* **Raw data**
[BEGIN]
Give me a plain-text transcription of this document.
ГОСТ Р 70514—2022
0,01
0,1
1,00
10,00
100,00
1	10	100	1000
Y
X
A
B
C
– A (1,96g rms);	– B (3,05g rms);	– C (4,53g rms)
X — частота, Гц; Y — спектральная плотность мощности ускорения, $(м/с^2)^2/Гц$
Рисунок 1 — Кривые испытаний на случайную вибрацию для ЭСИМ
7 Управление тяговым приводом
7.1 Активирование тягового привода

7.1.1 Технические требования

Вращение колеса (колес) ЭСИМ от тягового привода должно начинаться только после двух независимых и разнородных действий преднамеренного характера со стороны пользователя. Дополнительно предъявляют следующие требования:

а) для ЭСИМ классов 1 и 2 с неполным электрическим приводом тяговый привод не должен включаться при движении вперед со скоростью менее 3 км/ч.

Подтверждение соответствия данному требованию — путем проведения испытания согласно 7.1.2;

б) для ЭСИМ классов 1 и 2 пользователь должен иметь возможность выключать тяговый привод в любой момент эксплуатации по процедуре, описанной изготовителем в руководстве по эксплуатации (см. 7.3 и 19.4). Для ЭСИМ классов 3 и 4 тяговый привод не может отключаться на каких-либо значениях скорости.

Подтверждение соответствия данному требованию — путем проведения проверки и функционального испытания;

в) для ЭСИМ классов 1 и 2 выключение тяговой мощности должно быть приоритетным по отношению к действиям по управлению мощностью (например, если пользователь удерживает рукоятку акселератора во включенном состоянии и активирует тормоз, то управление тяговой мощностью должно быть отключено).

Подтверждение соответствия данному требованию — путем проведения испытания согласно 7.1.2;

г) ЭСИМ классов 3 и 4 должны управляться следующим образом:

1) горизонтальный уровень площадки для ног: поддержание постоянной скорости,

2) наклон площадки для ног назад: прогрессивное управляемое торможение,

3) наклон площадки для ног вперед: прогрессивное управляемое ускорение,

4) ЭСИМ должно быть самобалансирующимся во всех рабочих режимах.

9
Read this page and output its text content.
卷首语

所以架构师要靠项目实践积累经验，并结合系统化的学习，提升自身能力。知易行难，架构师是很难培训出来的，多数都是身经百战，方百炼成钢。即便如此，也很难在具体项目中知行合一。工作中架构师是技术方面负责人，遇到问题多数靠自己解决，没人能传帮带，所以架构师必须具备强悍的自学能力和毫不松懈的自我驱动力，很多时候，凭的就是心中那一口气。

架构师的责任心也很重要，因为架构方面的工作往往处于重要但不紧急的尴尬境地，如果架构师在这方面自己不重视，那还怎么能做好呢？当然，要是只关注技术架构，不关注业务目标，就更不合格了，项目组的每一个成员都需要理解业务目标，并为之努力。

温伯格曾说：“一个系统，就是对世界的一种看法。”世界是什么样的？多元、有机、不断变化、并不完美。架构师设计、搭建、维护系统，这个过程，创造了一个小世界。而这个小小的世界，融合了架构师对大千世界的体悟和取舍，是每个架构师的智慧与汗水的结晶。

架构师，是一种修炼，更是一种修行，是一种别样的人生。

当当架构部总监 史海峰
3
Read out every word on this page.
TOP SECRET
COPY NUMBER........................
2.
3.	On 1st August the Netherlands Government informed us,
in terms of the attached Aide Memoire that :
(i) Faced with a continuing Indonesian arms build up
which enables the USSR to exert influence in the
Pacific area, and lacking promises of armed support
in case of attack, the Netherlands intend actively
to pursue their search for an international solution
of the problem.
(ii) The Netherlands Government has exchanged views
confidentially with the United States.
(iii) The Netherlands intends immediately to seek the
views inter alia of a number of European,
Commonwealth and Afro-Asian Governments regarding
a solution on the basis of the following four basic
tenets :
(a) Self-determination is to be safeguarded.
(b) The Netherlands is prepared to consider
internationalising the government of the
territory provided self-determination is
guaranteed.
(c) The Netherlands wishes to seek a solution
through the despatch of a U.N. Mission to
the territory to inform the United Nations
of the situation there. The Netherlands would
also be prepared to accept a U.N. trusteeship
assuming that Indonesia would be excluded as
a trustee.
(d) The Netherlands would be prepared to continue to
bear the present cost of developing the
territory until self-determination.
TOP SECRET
[END]
* **Stated problem**
Every record should be given again exactly.

* **Task response**
Give me a plain-text transcription of this document.
ГОСТ Р 70514—2022
0,01
0,1
1,00
10,00
100,00
1	10	100	1000
Y
X
A
B
C
– A (1,96g rms);	– B (3,05g rms);	– C (4,53g rms)
X — частота, Гц; Y — спектральная плотность мощности ускорения, $(м/с^2)^2/Гц$
Рисунок 1 — Кривые испытаний на случайную вибрацию для ЭСИМ
7 Управление тяговым приводом
7.1 Активирование тягового привода

7.1.1 Технические требования

Вращение колеса (колес) ЭСИМ от тягового привода должно начинаться только после двух независимых и разнородных действий преднамеренного характера со стороны пользователя. Дополнительно предъявляют следующие требования:

а) для ЭСИМ классов 1 и 2 с неполным электрическим приводом тяговый привод не должен включаться при движении вперед со скоростью менее 3 км/ч.

Подтверждение соответствия данному требованию — путем проведения испытания согласно 7.1.2;

б) для ЭСИМ классов 1 и 2 пользователь должен иметь возможность выключать тяговый привод в любой момент эксплуатации по процедуре, описанной изготовителем в руководстве по эксплуатации (см. 7.3 и 19.4). Для ЭСИМ классов 3 и 4 тяговый привод не может отключаться на каких-либо значениях скорости.

Подтверждение соответствия данному требованию — путем проведения проверки и функционального испытания;

в) для ЭСИМ классов 1 и 2 выключение тяговой мощности должно быть приоритетным по отношению к действиям по управлению мощностью (например, если пользователь удерживает рукоятку акселератора во включенном состоянии и активирует тормоз, то управление тяговой мощностью должно быть отключено).

Подтверждение соответствия данному требованию — путем проведения испытания согласно 7.1.2;

г) ЭСИМ классов 3 и 4 должны управляться следующим образом:

1) горизонтальный уровень площадки для ног: поддержание постоянной скорости,

2) наклон площадки для ног назад: прогрессивное управляемое торможение,

3) наклон площадки для ног вперед: прогрессивное управляемое ускорение,

4) ЭСИМ должно быть самобалансирующимся во всех рабочих режимах.

9
Read this page and output its text content.
卷首语

所以架构师要靠项目实践积累经验，并结合系统化的学习，提升自身能力。知易行难，架构师是很难培训出来的，多数都是身经百战，方百炼成钢。即便如此，也很难在具体项目中知行合一。工作中架构师是技术方面负责人，遇到问题多数靠自己解决，没人能传帮带，所以架构师必须具备强悍的自学能力和毫不松懈的自我驱动力，很多时候，凭的就是心中那一口气。

架构师的责任心也很重要，因为架构方面的工作往往处于重要但不紧急的尴尬境地，如果架构师在这方面自己不重视，那还怎么能做好呢？当然，要是只关注技术架构，不关注业务目标，就更不合格了，项目组的每一个成员都需要理解业务目标，并为之努力。

温伯格曾说：“一个系统，就是对世界的一种看法。”世界是什么样的？多元、有机、不断变化、并不完美。架构师设计、搭建、维护系统，这个过程，创造了一个小世界。而这个小小的世界，融合了架构师对大千世界的体悟和取舍，是每个架构师的智慧与汗水的结晶。

架构师，是一种修炼，更是一种修行，是一种别样的人生。

当当架构部总监 史海峰
3
Read out every word on this page.
TOP SECRET
COPY NUMBER........................
2.
3.	On 1st August the Netherlands Government informed us,
in terms of the attached Aide Memoire that :
(i) Faced with a continuing Indonesian arms build up
which enables the USSR to exert influence in the
Pacific area, and lacking promises of armed support
in case of attack, the Netherlands intend actively
to pursue their search for an international solution
of the problem.
(ii) The Netherlands Government has exchanged views
confidentially with the United States.
(iii) The Netherlands intends immediately to seek the
views inter alia of a number of European,
Commonwealth and Afro-Asian Governments regarding
a solution on the basis of the following four basic
tenets :
(a) Self-determination is to be safeguarded.
(b) The Netherlands is prepared to consider
internationalising the government of the
territory provided self-determination is
guaranteed.
(c) The Netherlands wishes to seek a solution
through the despatch of a U.N. Mission to
the territory to inform the United Nations
of the situation there. The Netherlands would
also be prepared to accept a U.N. trusteeship
assuming that Indonesia would be excluded as
a trustee.
(d) The Netherlands would be prepared to continue to
bear the present cost of developing the
territory until self-determination.
TOP SECRET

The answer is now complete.